● **Required task**: Could you transcribe every record below exactly as written, leaving out any pictures?

● **Input data**:
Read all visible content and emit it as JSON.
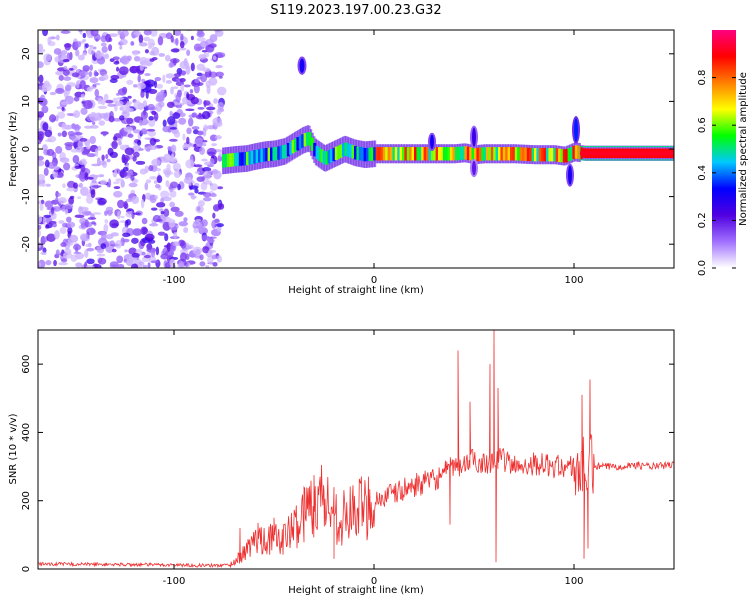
{
  "figure": {
    "title": "S119.2023.197.00.23.G32"
  },
  "chart_data": [
    {
      "type": "heatmap",
      "xlabel": "Height of straight line (km)",
      "ylabel": "Frequency (Hz)",
      "xlim": [
        -168,
        150
      ],
      "ylim": [
        -25,
        25
      ],
      "xticks": [
        -100,
        0,
        100
      ],
      "yticks": [
        -20,
        -10,
        0,
        10,
        20
      ],
      "colorbar": {
        "label": "Normalized spectral amplitude",
        "range": [
          0,
          1
        ],
        "ticks": [
          0.0,
          0.2,
          0.4,
          0.6,
          0.8
        ],
        "colormap": [
          "#ffffff",
          "#a070ff",
          "#5000e0",
          "#0000ff",
          "#00c8ff",
          "#00ff00",
          "#ffff00",
          "#ff8000",
          "#ff0000",
          "#ff0080"
        ]
      },
      "noise_region_x": [
        -168,
        -76
      ],
      "ridge": {
        "x": [
          -76,
          -70,
          -64,
          -60,
          -55,
          -50,
          -45,
          -40,
          -36,
          -33,
          -30,
          -25,
          -20,
          -15,
          -10,
          -5,
          0,
          10,
          20,
          30,
          40,
          45,
          50,
          55,
          60,
          70,
          80,
          90,
          95,
          100,
          105,
          120,
          150
        ],
        "y": [
          -2.5,
          -2.2,
          -2.0,
          -1.6,
          -1.2,
          -1.0,
          -0.5,
          0.8,
          1.8,
          2.3,
          -0.5,
          -2.0,
          -1.0,
          0.0,
          -0.8,
          -1.2,
          -1.0,
          -1.0,
          -1.0,
          -1.0,
          -1.0,
          -0.8,
          -1.2,
          -1.0,
          -1.0,
          -1.0,
          -1.2,
          -1.2,
          -1.5,
          -0.6,
          -0.9,
          -0.9,
          -0.9
        ]
      },
      "blobs": [
        {
          "x": -36,
          "y": 17.5,
          "w": 2.5,
          "h": 3.0,
          "amplitude": 0.3
        },
        {
          "x": 29,
          "y": 1.5,
          "w": 2,
          "h": 3,
          "amplitude": 0.3
        },
        {
          "x": 50,
          "y": 2.5,
          "w": 2,
          "h": 4,
          "amplitude": 0.25
        },
        {
          "x": 50,
          "y": -4,
          "w": 2,
          "h": 3,
          "amplitude": 0.2
        },
        {
          "x": 98,
          "y": -5.5,
          "w": 2,
          "h": 4,
          "amplitude": 0.3
        },
        {
          "x": 101,
          "y": 4.0,
          "w": 2,
          "h": 5,
          "amplitude": 0.35
        }
      ]
    },
    {
      "type": "line",
      "xlabel": "Height of straight line (km)",
      "ylabel": "SNR (10 * v/v)",
      "xlim": [
        -168,
        150
      ],
      "ylim": [
        0,
        700
      ],
      "xticks": [
        -100,
        0,
        100
      ],
      "yticks": [
        0,
        200,
        400,
        600
      ],
      "color": "#ee3030",
      "series": [
        {
          "x": [
            -168,
            -100,
            -80,
            -72,
            -66,
            -60,
            -55,
            -50,
            -45,
            -40,
            -35,
            -30,
            -25,
            -20,
            -15,
            -10,
            -5,
            0,
            5,
            10,
            20,
            30,
            40,
            45,
            50,
            55,
            60,
            65,
            70,
            80,
            90,
            100,
            105,
            110,
            120,
            130,
            140,
            150
          ],
          "y": [
            15,
            12,
            10,
            12,
            40,
            80,
            95,
            85,
            90,
            120,
            160,
            200,
            210,
            155,
            150,
            170,
            180,
            200,
            210,
            220,
            245,
            260,
            300,
            305,
            320,
            310,
            320,
            320,
            300,
            310,
            300,
            300,
            290,
            300,
            300,
            305,
            300,
            305
          ]
        }
      ],
      "spikes": [
        {
          "x": -67,
          "y": 120
        },
        {
          "x": -58,
          "y": 135
        },
        {
          "x": -50,
          "y": 150
        },
        {
          "x": -35,
          "y": 240
        },
        {
          "x": -30,
          "y": 275
        },
        {
          "x": -25,
          "y": 230
        },
        {
          "x": -20,
          "y": 240
        },
        {
          "x": 42,
          "y": 640
        },
        {
          "x": 48,
          "y": 490
        },
        {
          "x": 58,
          "y": 600
        },
        {
          "x": 60,
          "y": 700
        },
        {
          "x": 62,
          "y": 530
        },
        {
          "x": 104,
          "y": 510
        },
        {
          "x": 108,
          "y": 555
        }
      ],
      "dips": [
        {
          "x": -20,
          "y": 30
        },
        {
          "x": 38,
          "y": 130
        },
        {
          "x": 61,
          "y": 20
        },
        {
          "x": 105,
          "y": 30
        },
        {
          "x": 107,
          "y": 60
        }
      ]
    }
  ]
}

● **Final result**:
Read all visible content and emit it as JSON.
{
  "figure": {
    "title": "S119.2023.197.00.23.G32"
  },
  "chart_data": [
    {
      "type": "heatmap",
      "xlabel": "Height of straight line (km)",
      "ylabel": "Frequency (Hz)",
      "xlim": [
        -168,
        150
      ],
      "ylim": [
        -25,
        25
      ],
      "xticks": [
        -100,
        0,
        100
      ],
      "yticks": [
        -20,
        -10,
        0,
        10,
        20
      ],
      "colorbar": {
        "label": "Normalized spectral amplitude",
        "range": [
          0,
          1
        ],
        "ticks": [
          0.0,
          0.2,
          0.4,
          0.6,
          0.8
        ],
        "colormap": [
          "#ffffff",
          "#a070ff",
          "#5000e0",
          "#0000ff",
          "#00c8ff",
          "#00ff00",
          "#ffff00",
          "#ff8000",
          "#ff0000",
          "#ff0080"
        ]
      },
      "noise_region_x": [
        -168,
        -76
      ],
      "ridge": {
        "x": [
          -76,
          -70,
          -64,
          -60,
          -55,
          -50,
          -45,
          -40,
          -36,
          -33,
          -30,
          -25,
          -20,
          -15,
          -10,
          -5,
          0,
          10,
          20,
          30,
          40,
          45,
          50,
          55,
          60,
          70,
          80,
          90,
          95,
          100,
          105,
          120,
          150
        ],
        "y": [
          -2.5,
          -2.2,
          -2.0,
          -1.6,
          -1.2,
          -1.0,
          -0.5,
          0.8,
          1.8,
          2.3,
          -0.5,
          -2.0,
          -1.0,
          0.0,
          -0.8,
          -1.2,
          -1.0,
          -1.0,
          -1.0,
          -1.0,
          -1.0,
          -0.8,
          -1.2,
          -1.0,
          -1.0,
          -1.0,
          -1.2,
          -1.2,
          -1.5,
          -0.6,
          -0.9,
          -0.9,
          -0.9
        ]
      },
      "blobs": [
        {
          "x": -36,
          "y": 17.5,
          "w": 2.5,
          "h": 3.0,
          "amplitude": 0.3
        },
        {
          "x": 29,
          "y": 1.5,
          "w": 2,
          "h": 3,
          "amplitude": 0.3
        },
        {
          "x": 50,
          "y": 2.5,
          "w": 2,
          "h": 4,
          "amplitude": 0.25
        },
        {
          "x": 50,
          "y": -4,
          "w": 2,
          "h": 3,
          "amplitude": 0.2
        },
        {
          "x": 98,
          "y": -5.5,
          "w": 2,
          "h": 4,
          "amplitude": 0.3
        },
        {
          "x": 101,
          "y": 4.0,
          "w": 2,
          "h": 5,
          "amplitude": 0.35
        }
      ]
    },
    {
      "type": "line",
      "xlabel": "Height of straight line (km)",
      "ylabel": "SNR (10 * v/v)",
      "xlim": [
        -168,
        150
      ],
      "ylim": [
        0,
        700
      ],
      "xticks": [
        -100,
        0,
        100
      ],
      "yticks": [
        0,
        200,
        400,
        600
      ],
      "color": "#ee3030",
      "series": [
        {
          "x": [
            -168,
            -100,
            -80,
            -72,
            -66,
            -60,
            -55,
            -50,
            -45,
            -40,
            -35,
            -30,
            -25,
            -20,
            -15,
            -10,
            -5,
            0,
            5,
            10,
            20,
            30,
            40,
            45,
            50,
            55,
            60,
            65,
            70,
            80,
            90,
            100,
            105,
            110,
            120,
            130,
            140,
            150
          ],
          "y": [
            15,
            12,
            10,
            12,
            40,
            80,
            95,
            85,
            90,
            120,
            160,
            200,
            210,
            155,
            150,
            170,
            180,
            200,
            210,
            220,
            245,
            260,
            300,
            305,
            320,
            310,
            320,
            320,
            300,
            310,
            300,
            300,
            290,
            300,
            300,
            305,
            300,
            305
          ]
        }
      ],
      "spikes": [
        {
          "x": -67,
          "y": 120
        },
        {
          "x": -58,
          "y": 135
        },
        {
          "x": -50,
          "y": 150
        },
        {
          "x": -35,
          "y": 240
        },
        {
          "x": -30,
          "y": 275
        },
        {
          "x": -25,
          "y": 230
        },
        {
          "x": -20,
          "y": 240
        },
        {
          "x": 42,
          "y": 640
        },
        {
          "x": 48,
          "y": 490
        },
        {
          "x": 58,
          "y": 600
        },
        {
          "x": 60,
          "y": 700
        },
        {
          "x": 62,
          "y": 530
        },
        {
          "x": 104,
          "y": 510
        },
        {
          "x": 108,
          "y": 555
        }
      ],
      "dips": [
        {
          "x": -20,
          "y": 30
        },
        {
          "x": 38,
          "y": 130
        },
        {
          "x": 61,
          "y": 20
        },
        {
          "x": 105,
          "y": 30
        },
        {
          "x": 107,
          "y": 60
        }
      ]
    }
  ]
}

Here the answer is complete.